**EXERCISE DESCRIPTION:** Reproduce the following lines word for word, including every record.

* begin DATA FOR PROCESSING *

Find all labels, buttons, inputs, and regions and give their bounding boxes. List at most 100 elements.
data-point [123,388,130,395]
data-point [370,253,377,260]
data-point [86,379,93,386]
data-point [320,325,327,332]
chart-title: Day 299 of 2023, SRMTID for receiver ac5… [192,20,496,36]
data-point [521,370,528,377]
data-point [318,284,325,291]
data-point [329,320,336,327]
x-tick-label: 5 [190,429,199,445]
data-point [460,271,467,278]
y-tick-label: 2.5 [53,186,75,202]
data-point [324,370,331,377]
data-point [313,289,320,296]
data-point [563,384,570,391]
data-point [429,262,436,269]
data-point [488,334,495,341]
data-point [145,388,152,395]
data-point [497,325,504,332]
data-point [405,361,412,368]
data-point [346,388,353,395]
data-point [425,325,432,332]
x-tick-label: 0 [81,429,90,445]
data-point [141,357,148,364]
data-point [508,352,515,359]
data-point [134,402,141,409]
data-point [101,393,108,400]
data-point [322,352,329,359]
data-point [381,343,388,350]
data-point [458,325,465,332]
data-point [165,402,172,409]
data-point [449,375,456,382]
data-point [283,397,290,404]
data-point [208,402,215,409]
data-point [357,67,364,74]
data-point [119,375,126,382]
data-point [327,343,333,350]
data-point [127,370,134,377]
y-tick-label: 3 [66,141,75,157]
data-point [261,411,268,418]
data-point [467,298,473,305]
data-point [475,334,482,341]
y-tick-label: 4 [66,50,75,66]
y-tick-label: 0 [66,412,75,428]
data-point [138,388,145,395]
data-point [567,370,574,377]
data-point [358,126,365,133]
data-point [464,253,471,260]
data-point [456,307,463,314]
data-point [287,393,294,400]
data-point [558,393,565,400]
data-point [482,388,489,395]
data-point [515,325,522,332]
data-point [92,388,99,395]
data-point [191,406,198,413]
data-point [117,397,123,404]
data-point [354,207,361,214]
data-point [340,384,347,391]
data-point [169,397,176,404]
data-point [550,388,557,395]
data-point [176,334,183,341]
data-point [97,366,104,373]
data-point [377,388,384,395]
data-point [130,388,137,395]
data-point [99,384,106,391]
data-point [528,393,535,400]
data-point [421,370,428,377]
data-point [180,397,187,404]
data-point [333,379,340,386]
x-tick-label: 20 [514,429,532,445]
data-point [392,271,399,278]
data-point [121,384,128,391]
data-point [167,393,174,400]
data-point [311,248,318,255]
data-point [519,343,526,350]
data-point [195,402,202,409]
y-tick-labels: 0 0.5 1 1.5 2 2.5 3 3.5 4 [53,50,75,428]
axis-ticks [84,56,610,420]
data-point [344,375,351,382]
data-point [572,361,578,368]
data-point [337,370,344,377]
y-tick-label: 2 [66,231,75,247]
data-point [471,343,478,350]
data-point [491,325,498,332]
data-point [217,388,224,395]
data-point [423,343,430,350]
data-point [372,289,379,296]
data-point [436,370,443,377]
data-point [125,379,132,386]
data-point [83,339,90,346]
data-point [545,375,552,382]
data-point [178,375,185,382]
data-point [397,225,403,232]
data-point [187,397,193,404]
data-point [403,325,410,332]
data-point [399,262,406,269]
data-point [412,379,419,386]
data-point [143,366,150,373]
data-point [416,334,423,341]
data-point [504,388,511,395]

* end DATA FOR PROCESSING *

**WRITTEN ANSWER:**
Find all labels, buttons, inputs, and regions and give their bounding boxes. List at most 100 elements.
data-point [123,388,130,395]
data-point [370,253,377,260]
data-point [86,379,93,386]
data-point [320,325,327,332]
chart-title: Day 299 of 2023, SRMTID for receiver ac5… [192,20,496,36]
data-point [521,370,528,377]
data-point [318,284,325,291]
data-point [329,320,336,327]
x-tick-label: 5 [190,429,199,445]
data-point [460,271,467,278]
y-tick-label: 2.5 [53,186,75,202]
data-point [324,370,331,377]
data-point [313,289,320,296]
data-point [563,384,570,391]
data-point [429,262,436,269]
data-point [488,334,495,341]
data-point [145,388,152,395]
data-point [497,325,504,332]
data-point [405,361,412,368]
data-point [346,388,353,395]
data-point [425,325,432,332]
x-tick-label: 0 [81,429,90,445]
data-point [141,357,148,364]
data-point [508,352,515,359]
data-point [134,402,141,409]
data-point [101,393,108,400]
data-point [322,352,329,359]
data-point [381,343,388,350]
data-point [458,325,465,332]
data-point [165,402,172,409]
data-point [449,375,456,382]
data-point [283,397,290,404]
data-point [208,402,215,409]
data-point [357,67,364,74]
data-point [119,375,126,382]
data-point [327,343,333,350]
data-point [127,370,134,377]
y-tick-label: 3 [66,141,75,157]
data-point [261,411,268,418]
data-point [467,298,473,305]
data-point [475,334,482,341]
y-tick-label: 4 [66,50,75,66]
y-tick-label: 0 [66,412,75,428]
data-point [138,388,145,395]
data-point [567,370,574,377]
data-point [358,126,365,133]
data-point [464,253,471,260]
data-point [456,307,463,314]
data-point [287,393,294,400]
data-point [558,393,565,400]
data-point [482,388,489,395]
data-point [515,325,522,332]
data-point [92,388,99,395]
data-point [191,406,198,413]
data-point [117,397,123,404]
data-point [354,207,361,214]
data-point [340,384,347,391]
data-point [169,397,176,404]
data-point [550,388,557,395]
data-point [176,334,183,341]
data-point [97,366,104,373]
data-point [377,388,384,395]
data-point [130,388,137,395]
data-point [99,384,106,391]
data-point [528,393,535,400]
data-point [421,370,428,377]
data-point [180,397,187,404]
data-point [333,379,340,386]
x-tick-label: 20 [514,429,532,445]
data-point [392,271,399,278]
data-point [121,384,128,391]
data-point [167,393,174,400]
data-point [311,248,318,255]
data-point [519,343,526,350]
data-point [195,402,202,409]
y-tick-labels: 0 0.5 1 1.5 2 2.5 3 3.5 4 [53,50,75,428]
axis-ticks [84,56,610,420]
data-point [344,375,351,382]
data-point [572,361,578,368]
data-point [337,370,344,377]
y-tick-label: 2 [66,231,75,247]
data-point [471,343,478,350]
data-point [491,325,498,332]
data-point [217,388,224,395]
data-point [423,343,430,350]
data-point [372,289,379,296]
data-point [436,370,443,377]
data-point [125,379,132,386]
data-point [83,339,90,346]
data-point [545,375,552,382]
data-point [178,375,185,382]
data-point [397,225,403,232]
data-point [187,397,193,404]
data-point [403,325,410,332]
data-point [399,262,406,269]
data-point [412,379,419,386]
data-point [143,366,150,373]
data-point [416,334,423,341]
data-point [504,388,511,395]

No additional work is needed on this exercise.